[WHAT THE EXERCISE ASKS]:
Copy every line of the data that includes the string "name".

>> Begin DATA LISTING

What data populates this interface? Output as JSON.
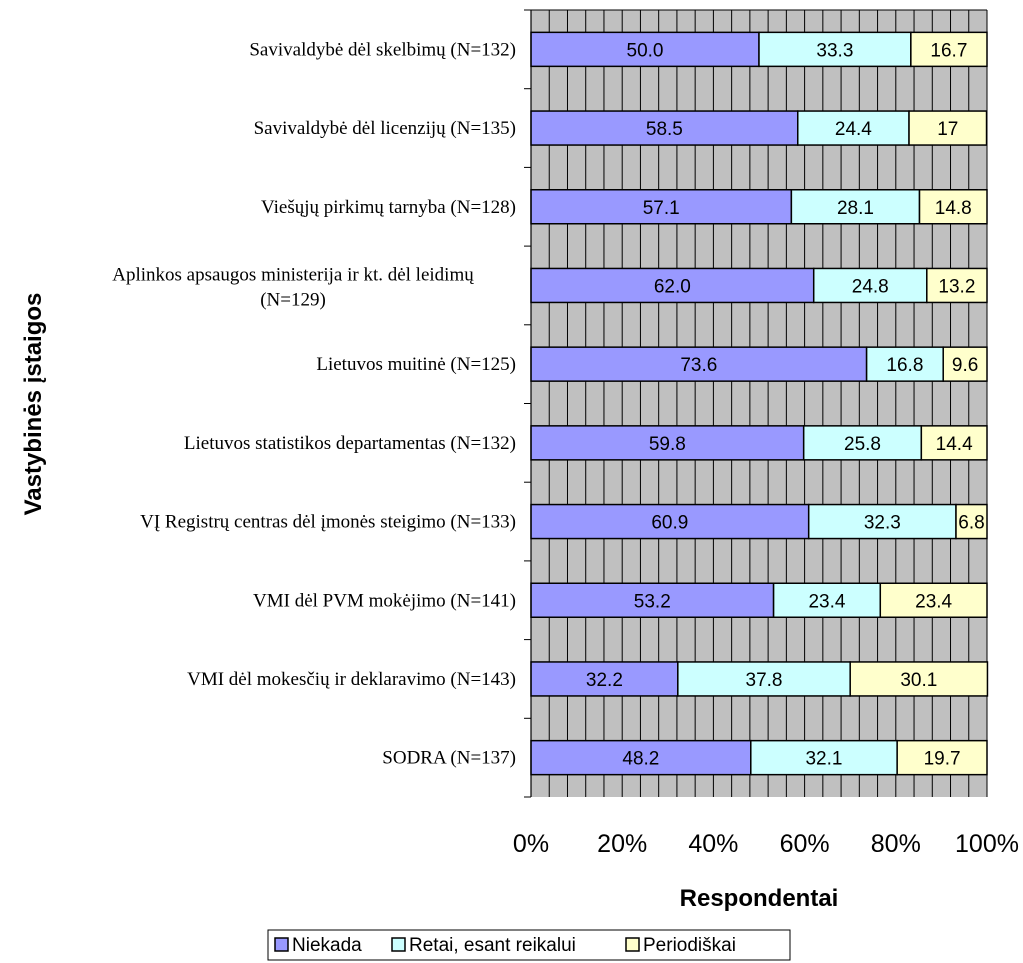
{
  "chart_data": {
    "type": "bar",
    "orientation": "horizontal",
    "stacked": true,
    "percent_stacked": true,
    "xlabel": "Respondentai",
    "ylabel": "Vastybinės įstaigos",
    "xlim": [
      0,
      100
    ],
    "x_ticks": [
      "0%",
      "20%",
      "40%",
      "60%",
      "80%",
      "100%"
    ],
    "grid": true,
    "legend_position": "bottom",
    "categories": [
      "Savivaldybė dėl skelbimų (N=132)",
      "Savivaldybė dėl licenzijų (N=135)",
      "Viešųjų pirkimų tarnyba (N=128)",
      "Aplinkos apsaugos ministerija ir kt. dėl leidimų (N=129)",
      "Lietuvos muitinė (N=125)",
      "Lietuvos statistikos departamentas (N=132)",
      "VĮ Registrų centras dėl įmonės steigimo (N=133)",
      "VMI dėl PVM mokėjimo (N=141)",
      "VMI dėl mokesčių ir deklaravimo (N=143)",
      "SODRA (N=137)"
    ],
    "series": [
      {
        "name": "Niekada",
        "color": "#9999ff",
        "values": [
          50.0,
          58.5,
          57.1,
          62.0,
          73.6,
          59.8,
          60.9,
          53.2,
          32.2,
          48.2
        ],
        "labels": [
          "50.0",
          "58.5",
          "57.1",
          "62.0",
          "73.6",
          "59.8",
          "60.9",
          "53.2",
          "32.2",
          "48.2"
        ]
      },
      {
        "name": "Retai, esant reikalui",
        "color": "#ccffff",
        "values": [
          33.3,
          24.4,
          28.1,
          24.8,
          16.8,
          25.8,
          32.3,
          23.4,
          37.8,
          32.1
        ],
        "labels": [
          "33.3",
          "24.4",
          "28.1",
          "24.8",
          "16.8",
          "25.8",
          "32.3",
          "23.4",
          "37.8",
          "32.1"
        ]
      },
      {
        "name": "Periodiškai",
        "color": "#ffffcc",
        "values": [
          16.7,
          17,
          14.8,
          13.2,
          9.6,
          14.4,
          6.8,
          23.4,
          30.1,
          19.7
        ],
        "labels": [
          "16.7",
          "17",
          "14.8",
          "13.2",
          "9.6",
          "14.4",
          "6.8",
          "23.4",
          "30.1",
          "19.7"
        ]
      }
    ],
    "plot_background": "#c0c0c0",
    "grid_color": "#000000"
  }
}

>> End DATA LISTING

[EXERCISE SOLUTION]:
        "name": "Niekada",
        "name": "Retai, esant reikalui",
        "name": "Periodiškai",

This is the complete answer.